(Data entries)
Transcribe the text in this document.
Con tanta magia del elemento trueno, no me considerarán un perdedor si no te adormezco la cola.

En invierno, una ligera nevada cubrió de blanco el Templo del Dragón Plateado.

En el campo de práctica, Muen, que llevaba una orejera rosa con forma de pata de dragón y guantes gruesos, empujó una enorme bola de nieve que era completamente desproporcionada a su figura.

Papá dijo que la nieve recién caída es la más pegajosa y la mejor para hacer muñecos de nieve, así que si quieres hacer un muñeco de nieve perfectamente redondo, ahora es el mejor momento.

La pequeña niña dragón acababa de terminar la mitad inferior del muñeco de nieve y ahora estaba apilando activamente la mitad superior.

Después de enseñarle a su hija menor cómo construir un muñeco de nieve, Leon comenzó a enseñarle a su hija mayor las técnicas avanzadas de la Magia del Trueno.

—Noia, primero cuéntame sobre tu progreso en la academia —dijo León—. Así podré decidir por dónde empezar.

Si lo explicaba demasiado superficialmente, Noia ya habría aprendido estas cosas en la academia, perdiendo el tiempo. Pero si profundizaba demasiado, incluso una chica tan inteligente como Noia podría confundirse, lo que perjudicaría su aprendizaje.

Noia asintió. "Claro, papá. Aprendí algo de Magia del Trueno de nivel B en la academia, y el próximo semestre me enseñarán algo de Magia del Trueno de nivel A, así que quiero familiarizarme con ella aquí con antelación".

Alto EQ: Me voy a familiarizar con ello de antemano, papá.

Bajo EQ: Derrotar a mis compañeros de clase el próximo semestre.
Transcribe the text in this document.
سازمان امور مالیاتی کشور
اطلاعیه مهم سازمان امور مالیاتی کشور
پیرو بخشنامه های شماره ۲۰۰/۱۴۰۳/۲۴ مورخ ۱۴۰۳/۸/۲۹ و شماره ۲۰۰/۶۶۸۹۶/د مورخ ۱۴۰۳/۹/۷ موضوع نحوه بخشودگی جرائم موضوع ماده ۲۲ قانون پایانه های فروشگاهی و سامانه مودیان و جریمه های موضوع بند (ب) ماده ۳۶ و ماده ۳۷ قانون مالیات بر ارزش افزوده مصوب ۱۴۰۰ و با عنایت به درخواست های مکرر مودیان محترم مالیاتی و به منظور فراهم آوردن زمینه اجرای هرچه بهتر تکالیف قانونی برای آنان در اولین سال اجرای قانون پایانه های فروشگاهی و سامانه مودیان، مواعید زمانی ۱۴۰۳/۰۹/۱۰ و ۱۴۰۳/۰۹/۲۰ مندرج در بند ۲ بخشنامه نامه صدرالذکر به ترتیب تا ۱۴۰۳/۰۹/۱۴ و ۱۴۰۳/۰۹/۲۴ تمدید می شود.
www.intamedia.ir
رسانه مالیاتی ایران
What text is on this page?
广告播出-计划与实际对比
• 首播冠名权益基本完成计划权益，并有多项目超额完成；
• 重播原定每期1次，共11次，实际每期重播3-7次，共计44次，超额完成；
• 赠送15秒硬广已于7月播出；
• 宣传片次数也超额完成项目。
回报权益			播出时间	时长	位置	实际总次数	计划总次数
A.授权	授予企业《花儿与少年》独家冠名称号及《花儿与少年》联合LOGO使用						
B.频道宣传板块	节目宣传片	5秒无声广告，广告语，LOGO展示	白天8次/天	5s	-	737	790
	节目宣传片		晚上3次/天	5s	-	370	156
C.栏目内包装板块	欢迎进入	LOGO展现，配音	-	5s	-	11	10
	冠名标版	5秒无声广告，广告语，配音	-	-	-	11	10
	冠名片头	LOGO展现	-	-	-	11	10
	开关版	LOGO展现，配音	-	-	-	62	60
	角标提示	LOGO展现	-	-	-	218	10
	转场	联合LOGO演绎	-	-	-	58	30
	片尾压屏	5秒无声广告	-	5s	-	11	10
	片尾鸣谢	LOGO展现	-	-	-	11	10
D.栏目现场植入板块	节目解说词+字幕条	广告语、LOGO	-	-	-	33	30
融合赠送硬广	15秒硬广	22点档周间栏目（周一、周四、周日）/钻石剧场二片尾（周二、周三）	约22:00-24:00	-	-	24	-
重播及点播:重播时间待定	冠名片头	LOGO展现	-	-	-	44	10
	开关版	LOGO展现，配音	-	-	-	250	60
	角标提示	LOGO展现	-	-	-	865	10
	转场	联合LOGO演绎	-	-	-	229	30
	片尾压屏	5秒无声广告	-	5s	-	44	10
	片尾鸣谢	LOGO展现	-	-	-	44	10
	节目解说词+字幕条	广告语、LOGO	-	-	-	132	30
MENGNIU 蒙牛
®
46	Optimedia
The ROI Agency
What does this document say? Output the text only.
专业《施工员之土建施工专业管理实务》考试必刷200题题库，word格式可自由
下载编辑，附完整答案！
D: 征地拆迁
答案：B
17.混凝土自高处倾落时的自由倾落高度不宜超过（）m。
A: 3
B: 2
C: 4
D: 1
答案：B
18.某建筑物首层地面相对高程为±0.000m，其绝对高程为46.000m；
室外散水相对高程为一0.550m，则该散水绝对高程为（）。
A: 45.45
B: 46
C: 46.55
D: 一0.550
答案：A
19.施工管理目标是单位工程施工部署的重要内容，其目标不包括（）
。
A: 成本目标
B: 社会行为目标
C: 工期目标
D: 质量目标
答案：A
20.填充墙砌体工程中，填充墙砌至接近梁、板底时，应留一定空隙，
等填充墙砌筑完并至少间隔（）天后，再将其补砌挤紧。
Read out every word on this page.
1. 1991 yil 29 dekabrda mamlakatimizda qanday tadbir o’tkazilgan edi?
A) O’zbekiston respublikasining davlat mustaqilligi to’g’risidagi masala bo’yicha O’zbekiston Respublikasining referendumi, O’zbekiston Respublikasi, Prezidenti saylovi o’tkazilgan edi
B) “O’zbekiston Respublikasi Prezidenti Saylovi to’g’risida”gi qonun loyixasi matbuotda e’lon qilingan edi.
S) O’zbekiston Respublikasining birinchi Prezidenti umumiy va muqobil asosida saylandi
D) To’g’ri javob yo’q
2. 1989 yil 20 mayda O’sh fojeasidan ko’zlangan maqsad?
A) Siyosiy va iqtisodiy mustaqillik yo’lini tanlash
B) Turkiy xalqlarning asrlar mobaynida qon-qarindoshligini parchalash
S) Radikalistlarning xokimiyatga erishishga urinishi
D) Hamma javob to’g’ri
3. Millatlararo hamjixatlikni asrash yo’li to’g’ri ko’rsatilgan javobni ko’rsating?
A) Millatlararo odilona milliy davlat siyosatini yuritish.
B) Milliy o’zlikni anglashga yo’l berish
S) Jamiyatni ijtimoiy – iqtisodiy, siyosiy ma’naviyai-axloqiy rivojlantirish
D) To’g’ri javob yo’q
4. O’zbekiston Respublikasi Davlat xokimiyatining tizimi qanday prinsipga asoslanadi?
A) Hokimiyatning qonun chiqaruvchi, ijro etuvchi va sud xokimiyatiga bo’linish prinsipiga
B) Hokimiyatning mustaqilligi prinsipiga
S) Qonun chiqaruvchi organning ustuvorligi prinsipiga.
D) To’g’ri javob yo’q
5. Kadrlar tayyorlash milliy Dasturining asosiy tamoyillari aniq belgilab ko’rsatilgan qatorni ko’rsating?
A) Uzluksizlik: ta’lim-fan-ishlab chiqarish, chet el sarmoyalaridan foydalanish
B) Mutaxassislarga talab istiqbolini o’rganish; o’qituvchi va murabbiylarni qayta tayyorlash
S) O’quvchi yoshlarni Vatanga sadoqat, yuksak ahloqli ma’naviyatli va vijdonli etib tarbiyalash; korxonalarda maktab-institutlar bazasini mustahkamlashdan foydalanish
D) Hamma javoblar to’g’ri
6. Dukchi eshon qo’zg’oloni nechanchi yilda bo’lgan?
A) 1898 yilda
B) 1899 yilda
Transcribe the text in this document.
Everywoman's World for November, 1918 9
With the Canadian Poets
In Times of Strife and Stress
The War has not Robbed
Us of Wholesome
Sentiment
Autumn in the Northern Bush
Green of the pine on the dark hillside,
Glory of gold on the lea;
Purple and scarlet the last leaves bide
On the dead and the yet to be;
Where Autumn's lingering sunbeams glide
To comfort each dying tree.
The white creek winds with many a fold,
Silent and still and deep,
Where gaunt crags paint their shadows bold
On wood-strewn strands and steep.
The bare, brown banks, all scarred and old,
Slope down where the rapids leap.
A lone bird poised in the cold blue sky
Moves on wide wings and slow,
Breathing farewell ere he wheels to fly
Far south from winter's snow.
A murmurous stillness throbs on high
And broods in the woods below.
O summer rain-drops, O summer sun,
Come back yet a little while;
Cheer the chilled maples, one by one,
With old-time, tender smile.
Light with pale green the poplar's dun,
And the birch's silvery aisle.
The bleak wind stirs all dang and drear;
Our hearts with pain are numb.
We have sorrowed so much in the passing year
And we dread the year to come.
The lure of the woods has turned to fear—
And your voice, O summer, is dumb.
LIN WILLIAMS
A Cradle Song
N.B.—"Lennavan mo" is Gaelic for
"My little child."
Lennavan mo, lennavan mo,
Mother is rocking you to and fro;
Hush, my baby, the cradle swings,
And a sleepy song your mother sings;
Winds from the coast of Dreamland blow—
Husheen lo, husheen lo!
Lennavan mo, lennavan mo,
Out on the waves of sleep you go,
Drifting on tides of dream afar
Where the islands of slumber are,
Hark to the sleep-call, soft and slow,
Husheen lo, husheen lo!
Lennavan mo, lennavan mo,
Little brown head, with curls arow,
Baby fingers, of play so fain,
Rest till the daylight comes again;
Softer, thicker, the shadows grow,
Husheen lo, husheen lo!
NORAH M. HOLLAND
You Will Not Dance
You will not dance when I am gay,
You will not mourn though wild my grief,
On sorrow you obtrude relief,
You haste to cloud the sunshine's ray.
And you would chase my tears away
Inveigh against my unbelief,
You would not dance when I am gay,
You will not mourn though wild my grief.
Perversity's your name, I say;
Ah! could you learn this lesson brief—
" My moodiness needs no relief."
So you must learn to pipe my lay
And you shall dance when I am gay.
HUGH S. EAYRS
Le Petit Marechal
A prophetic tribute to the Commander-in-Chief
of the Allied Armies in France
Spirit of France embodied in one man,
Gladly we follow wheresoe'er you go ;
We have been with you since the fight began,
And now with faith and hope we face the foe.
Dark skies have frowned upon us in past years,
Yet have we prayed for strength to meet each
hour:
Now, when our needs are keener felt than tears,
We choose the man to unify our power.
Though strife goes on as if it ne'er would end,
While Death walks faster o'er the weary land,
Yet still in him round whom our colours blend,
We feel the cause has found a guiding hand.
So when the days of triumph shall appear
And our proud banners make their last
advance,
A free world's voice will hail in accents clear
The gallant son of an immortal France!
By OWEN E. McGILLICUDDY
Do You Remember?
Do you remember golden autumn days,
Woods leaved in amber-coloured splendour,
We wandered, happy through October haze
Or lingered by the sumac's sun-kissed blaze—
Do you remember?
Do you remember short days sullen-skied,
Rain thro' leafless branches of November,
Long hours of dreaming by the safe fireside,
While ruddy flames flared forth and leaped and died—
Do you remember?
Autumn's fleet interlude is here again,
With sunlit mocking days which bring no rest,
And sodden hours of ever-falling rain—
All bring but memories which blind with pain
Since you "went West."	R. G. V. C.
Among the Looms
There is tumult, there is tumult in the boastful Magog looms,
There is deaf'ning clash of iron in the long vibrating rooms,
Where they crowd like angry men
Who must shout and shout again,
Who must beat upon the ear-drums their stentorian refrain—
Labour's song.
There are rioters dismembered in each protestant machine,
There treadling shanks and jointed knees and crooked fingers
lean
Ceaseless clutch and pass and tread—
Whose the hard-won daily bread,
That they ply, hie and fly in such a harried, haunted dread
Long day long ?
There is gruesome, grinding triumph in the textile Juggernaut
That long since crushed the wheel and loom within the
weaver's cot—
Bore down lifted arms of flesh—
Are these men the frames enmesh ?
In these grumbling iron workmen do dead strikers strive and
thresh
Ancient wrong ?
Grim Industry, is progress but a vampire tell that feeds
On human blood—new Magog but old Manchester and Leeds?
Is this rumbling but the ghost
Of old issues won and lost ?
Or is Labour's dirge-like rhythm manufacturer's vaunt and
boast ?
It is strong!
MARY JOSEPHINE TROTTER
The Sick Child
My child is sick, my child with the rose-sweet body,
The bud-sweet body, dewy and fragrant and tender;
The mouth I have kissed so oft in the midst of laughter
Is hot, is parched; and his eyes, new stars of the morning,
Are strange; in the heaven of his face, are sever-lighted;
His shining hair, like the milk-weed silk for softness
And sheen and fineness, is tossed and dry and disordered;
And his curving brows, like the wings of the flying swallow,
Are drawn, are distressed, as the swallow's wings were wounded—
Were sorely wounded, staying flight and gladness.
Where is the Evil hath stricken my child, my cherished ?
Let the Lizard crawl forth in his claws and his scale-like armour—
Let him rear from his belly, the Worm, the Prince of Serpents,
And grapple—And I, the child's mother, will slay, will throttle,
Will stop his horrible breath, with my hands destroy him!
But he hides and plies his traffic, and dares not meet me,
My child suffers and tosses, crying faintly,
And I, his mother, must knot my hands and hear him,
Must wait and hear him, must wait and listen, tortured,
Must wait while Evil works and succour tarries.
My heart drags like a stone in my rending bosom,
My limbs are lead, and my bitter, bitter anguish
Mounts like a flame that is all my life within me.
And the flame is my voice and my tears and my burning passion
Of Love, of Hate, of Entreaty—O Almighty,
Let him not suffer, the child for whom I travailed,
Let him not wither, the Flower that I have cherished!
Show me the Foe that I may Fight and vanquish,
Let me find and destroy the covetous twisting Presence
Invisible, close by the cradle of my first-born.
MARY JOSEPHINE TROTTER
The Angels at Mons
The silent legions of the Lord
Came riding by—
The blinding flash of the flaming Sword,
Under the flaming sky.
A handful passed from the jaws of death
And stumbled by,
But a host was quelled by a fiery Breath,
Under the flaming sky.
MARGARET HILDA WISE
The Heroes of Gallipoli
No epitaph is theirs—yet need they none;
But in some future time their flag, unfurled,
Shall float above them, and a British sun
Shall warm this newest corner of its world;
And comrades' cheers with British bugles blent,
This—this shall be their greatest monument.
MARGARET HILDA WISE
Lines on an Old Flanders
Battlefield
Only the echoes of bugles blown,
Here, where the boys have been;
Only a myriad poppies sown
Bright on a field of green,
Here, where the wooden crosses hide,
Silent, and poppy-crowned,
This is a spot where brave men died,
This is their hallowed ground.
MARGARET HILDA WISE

**What you need to do**
Where a line holds "down", copy it out.

**Task response**
Slope down where the rapids leap.
Bore down lifted arms of flesh—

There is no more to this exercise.